START Input records
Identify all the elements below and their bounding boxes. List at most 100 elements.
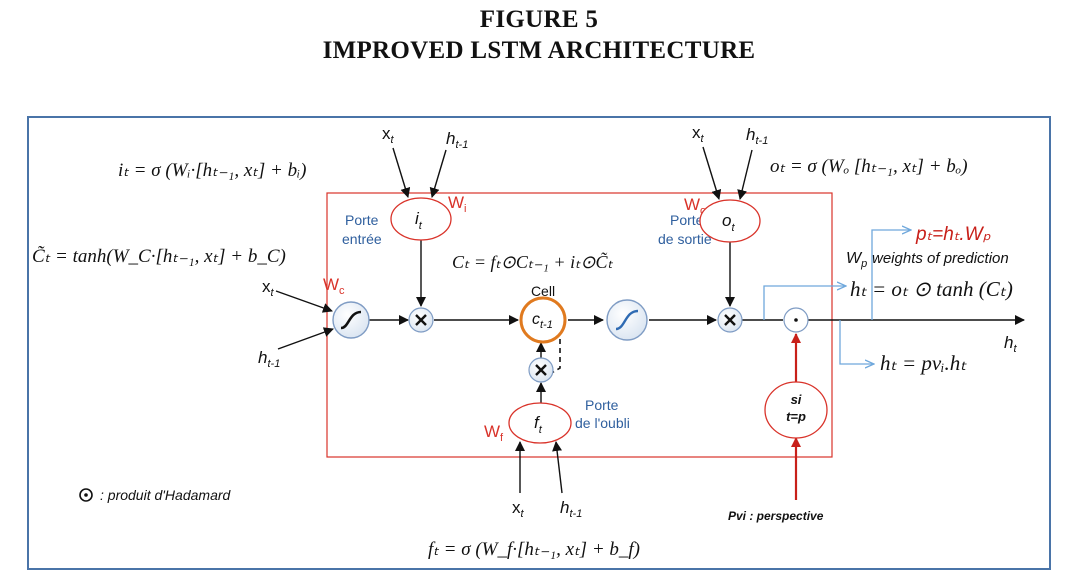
label-porte-entree-2: entrée (342, 231, 382, 247)
weight-wf: Wf (484, 422, 504, 444)
input-gate-x-letter: x (382, 124, 391, 143)
output-h: ht (1004, 333, 1017, 355)
weights-prediction-label: weights of prediction (872, 250, 1009, 267)
equation-input-gate: iₜ = σ (Wᵢ·[hₜ₋₁, xₜ] + bᵢ) (118, 160, 306, 181)
equation-forget-gate: fₜ = σ (W_f·[hₜ₋₁, xₜ] + b_f) (428, 539, 640, 560)
weight-wc-sub: c (339, 285, 345, 297)
candidate-h: ht-1 (258, 348, 280, 370)
outer-frame (27, 116, 1051, 570)
forget-gate-h-letter: h (560, 498, 569, 517)
forget-gate-x-sub: t (521, 508, 525, 520)
weight-wi-letter: W (448, 193, 464, 212)
weight-wf-letter: W (484, 422, 500, 441)
label-porte-entree-1: Porte (345, 212, 379, 228)
weight-wo-letter: W (684, 195, 700, 214)
hadamard-dot-icon (794, 318, 798, 322)
candidate-x-letter: x (262, 277, 271, 296)
arrow-candidate-x (275, 290, 333, 313)
equation-perspective-hidden: hₜ = pvᵢ.hₜ (880, 351, 967, 375)
weight-wi-sub: i (464, 203, 466, 215)
condition-node (764, 381, 828, 439)
hadamard-legend-dot (84, 493, 88, 497)
equation-output-gate: oₜ = σ (Wₒ [hₜ₋₁, xₜ] + bₒ) (770, 156, 968, 177)
hadamard-legend-text: : produit d'Hadamard (100, 487, 232, 503)
output-gate-x: xt (692, 123, 705, 145)
multiply-icon (724, 314, 736, 326)
perspective-label: Pvi : perspective (728, 509, 824, 523)
cell-state-node (519, 296, 567, 344)
forget-gate-node (508, 402, 572, 444)
cell-state-letter: c (532, 311, 540, 328)
output-gate-sub: t (731, 222, 735, 234)
tanh-icon (615, 309, 639, 331)
forget-gate-letter: f (534, 413, 541, 432)
candidate-h-sub: t-1 (267, 358, 280, 370)
label-porte-oubli-1: Porte (585, 397, 619, 413)
prediction-weight-symbol: Wp (846, 250, 867, 270)
output-gate-h: ht-1 (746, 125, 768, 147)
output-gate-node (699, 199, 761, 243)
arrow-output-gate-x (702, 146, 722, 200)
label-porte-oubli-2: de l'oubli (575, 415, 630, 431)
arrow-to-perspective-hidden (839, 320, 874, 364)
condition-label-2: t=p (786, 409, 806, 424)
candidate-x: xt (262, 277, 275, 299)
arrow-input-gate-h (429, 149, 447, 198)
figure-title: IMPROVED LSTM ARCHITECTURE (322, 37, 756, 64)
forget-gate-x: xt (512, 498, 525, 520)
arrow-input-gate-x (392, 147, 411, 198)
output-h-sub: t (1013, 343, 1017, 355)
output-h-letter: h (1004, 333, 1013, 352)
output-gate-x-letter: x (692, 123, 701, 142)
output-tanh-node (606, 299, 648, 341)
output-gate-h-sub: t-1 (755, 135, 768, 147)
cell-label: Cell (531, 283, 555, 299)
output-gate-x-sub: t (701, 133, 705, 145)
output-gate-label: ot (722, 211, 735, 234)
arrow-to-hidden-eq (763, 286, 846, 320)
equation-hidden: hₜ = oₜ ⊙ tanh (Cₜ) (850, 277, 1013, 301)
input-gate-label: it (415, 209, 423, 232)
weight-wi: Wi (448, 193, 467, 215)
figure-number: FIGURE 5 (479, 6, 599, 33)
arrow-forget-gate-h (552, 441, 563, 494)
label-porte-sortie-2: de sortie (658, 231, 712, 247)
arrow-to-prediction (871, 230, 911, 320)
arrow-candidate-h (277, 327, 334, 350)
input-gate-h-sub: t-1 (455, 139, 468, 151)
cell-state-label: ct-1 (532, 311, 553, 331)
input-gate-h-letter: h (446, 129, 455, 148)
label-porte-sortie-1: Porte (670, 212, 704, 228)
mult-node-output (717, 307, 743, 333)
prediction-weight-sub: p (860, 258, 867, 270)
weight-wf-sub: f (500, 432, 504, 444)
lstm-cell-box (326, 192, 833, 458)
input-gate-letter: i (415, 209, 420, 228)
condition-label-1: si (791, 392, 802, 407)
forget-gate-label: ft (534, 413, 543, 436)
output-gate-h-letter: h (746, 125, 755, 144)
hadamard-legend-icon (79, 488, 93, 502)
cell-state-sub: t-1 (540, 319, 553, 331)
multiply-icon (415, 314, 427, 326)
weight-wc: Wc (323, 275, 345, 297)
forget-gate-sub: t (539, 424, 543, 436)
equation-cell-update: Cₜ = fₜ⊙Cₜ₋₁ + iₜ⊙C̃ₜ (452, 252, 613, 272)
input-gate-h: ht-1 (446, 129, 468, 151)
multiply-icon (535, 364, 547, 376)
input-gate-sub: t (419, 220, 423, 232)
input-gate-x-sub: t (391, 134, 395, 146)
mult-node-input (408, 307, 434, 333)
candidate-x-sub: t (271, 287, 275, 299)
forget-gate-x-letter: x (512, 498, 521, 517)
sigmoid-icon (340, 310, 362, 330)
input-gate-x: xt (382, 124, 395, 146)
equation-prediction: pₜ=hₜ.Wₚ (915, 224, 992, 245)
forget-gate-h: ht-1 (560, 498, 582, 520)
equation-candidate: C̃ₜ = tanh(W_C·[hₜ₋₁, xₜ] + b_C) (32, 246, 286, 267)
forget-gate-h-sub: t-1 (569, 508, 582, 520)
mult-node-forget (528, 357, 554, 383)
output-gate-letter: o (722, 211, 731, 230)
input-gate-node (390, 197, 452, 241)
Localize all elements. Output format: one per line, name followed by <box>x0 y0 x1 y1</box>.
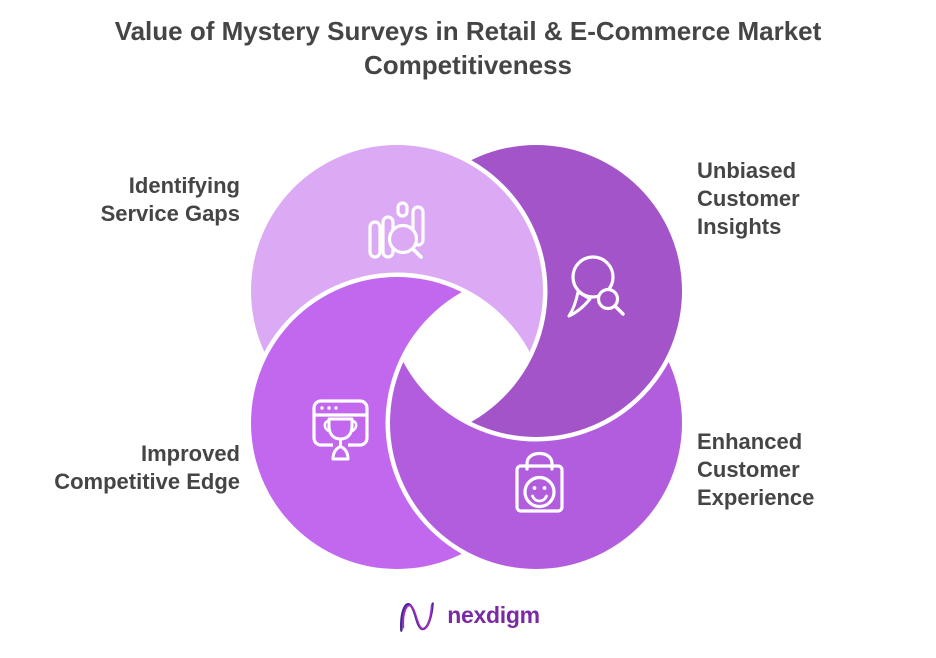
END Input records
■ **What the exercise asks**:
Pull out each line in the records above that contains the string "node". Case counts.

■ **Task result**:
condition-node (764, 381, 828, 439)
cell-state-node (519, 296, 567, 344)
forget-gate-node (508, 402, 572, 444)
output-gate-node (699, 199, 761, 243)
output-tanh-node (606, 299, 648, 341)
mult-node-output (717, 307, 743, 333)
mult-node-input (408, 307, 434, 333)
mult-node-forget (528, 357, 554, 383)
input-gate-node (390, 197, 452, 241)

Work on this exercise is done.